Task description: The material below should be written out in full and exactly; pictures stay out of the copy.
-- Begin --
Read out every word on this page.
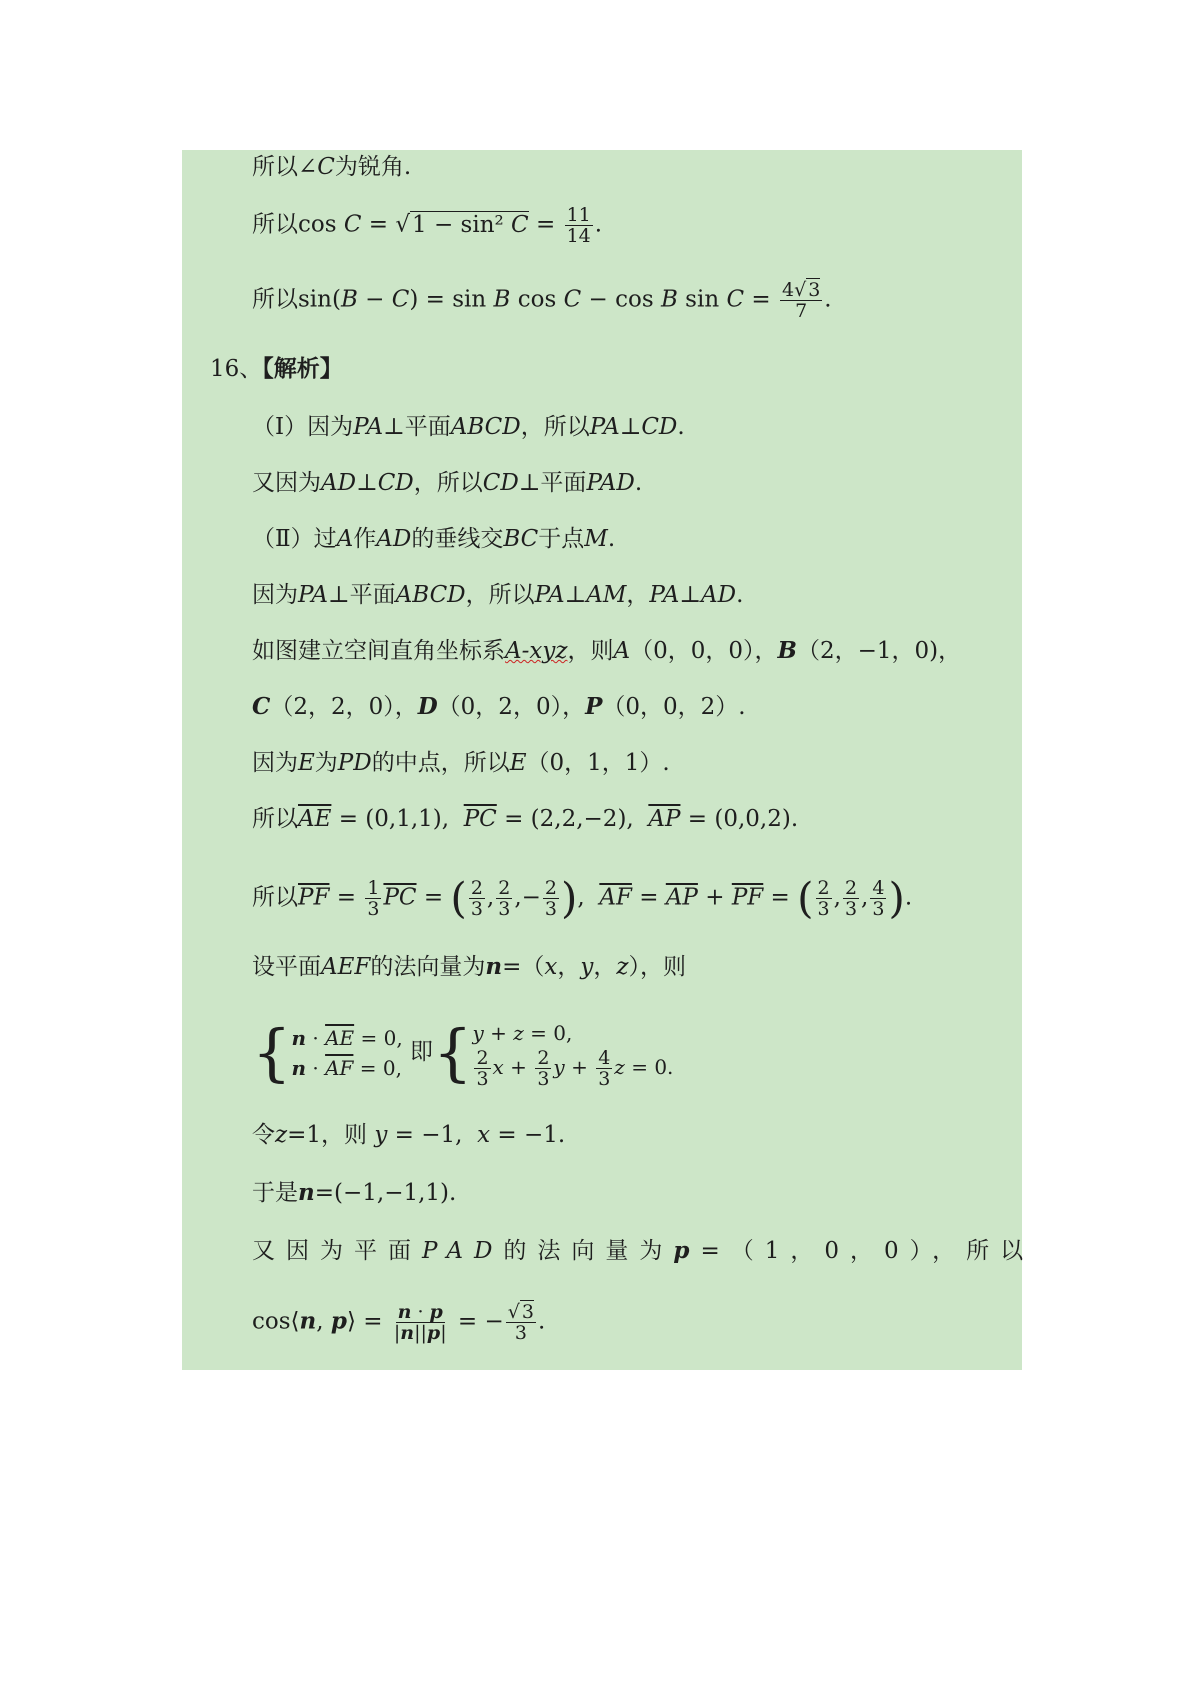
所以∠C为锐角.
所以cos C = √1 − sin² $C = \frac{11}{14}$ .
所以sin(B − C) = sin B cos C − cos B $\sin C = \frac{4√ 3}{7}$ .
16、【解析】
（Ⅰ）因为PA⊥平面ABCD，所以PA⊥CD.
又因为AD⊥CD，所以CD⊥平面PAD.
（Ⅱ）过A作AD的垂线交BC于点M.
因为PA⊥平面ABCD，所以PA⊥AM，PA⊥AD.
如图建立空间直角坐标系A-xyz，则A（0，0，0），B（2，−1，0)，
C（2，2，0），D（0，2，0），P（0，0，2）.
因为E为PD的中点，所以E（0，1，1）.
所以$\overline{AE} = (0,1,1)$,  $\overline{PC} = (2,2,-2)$,  $\overline{AP} = (0,0,2)$.
所以$\overline{PF} = \frac{1}{3} \overline{PC}$ = ( $\frac{2}{3}$ , $\frac{2}{3}$ ,− $\frac{2}{3}$ ),  $\overline{AF} = \overline{AP} + \overline{PF}$ = ( $\frac{2}{3}$ , $\frac{2}{3}$ , $\frac{4}{3}$ ).
设平面AEF的法向量为n=（x，y，z），则
{ $n \cdot \overline{AE} = 0$,
$n \cdot \overline{AF} = 0$,
即{ y + z = 0,
$\frac{2}{3}$ $x + \frac{2}{3}$ $y + \frac{4}{3}$ z = 0.
令z=1，则 y = −1,  x = −1.
于是n=(−1,−1,1).
又因为平面PAD的法向量为p=（1，0，0），所以
cos⟨n, p⟩ = $\frac{n \cdot p}{|n||p|}$ = − $\frac{√ 3}{3}$ .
-- End --
Reply:
Read out every word on this page.
所以∠C为锐角.
所以cos C = √1 − sin² $C = \frac{11}{14}$ .
所以sin(B − C) = sin B cos C − cos B $\sin C = \frac{4√ 3}{7}$ .
16、【解析】
（Ⅰ）因为PA⊥平面ABCD，所以PA⊥CD.
又因为AD⊥CD，所以CD⊥平面PAD.
（Ⅱ）过A作AD的垂线交BC于点M.
因为PA⊥平面ABCD，所以PA⊥AM，PA⊥AD.
如图建立空间直角坐标系A-xyz，则A（0，0，0），B（2，−1，0)，
C（2，2，0），D（0，2，0），P（0，0，2）.
因为E为PD的中点，所以E（0，1，1）.
所以$\overline{AE} = (0,1,1)$,  $\overline{PC} = (2,2,-2)$,  $\overline{AP} = (0,0,2)$.
所以$\overline{PF} = \frac{1}{3} \overline{PC}$ = ( $\frac{2}{3}$ , $\frac{2}{3}$ ,− $\frac{2}{3}$ ),  $\overline{AF} = \overline{AP} + \overline{PF}$ = ( $\frac{2}{3}$ , $\frac{2}{3}$ , $\frac{4}{3}$ ).
设平面AEF的法向量为n=（x，y，z），则
{ $n \cdot \overline{AE} = 0$,
$n \cdot \overline{AF} = 0$,
即{ y + z = 0,
$\frac{2}{3}$ $x + \frac{2}{3}$ $y + \frac{4}{3}$ z = 0.
令z=1，则 y = −1,  x = −1.
于是n=(−1,−1,1).
又因为平面PAD的法向量为p=（1，0，0），所以
cos⟨n, p⟩ = $\frac{n \cdot p}{|n||p|}$ = − $\frac{√ 3}{3}$ .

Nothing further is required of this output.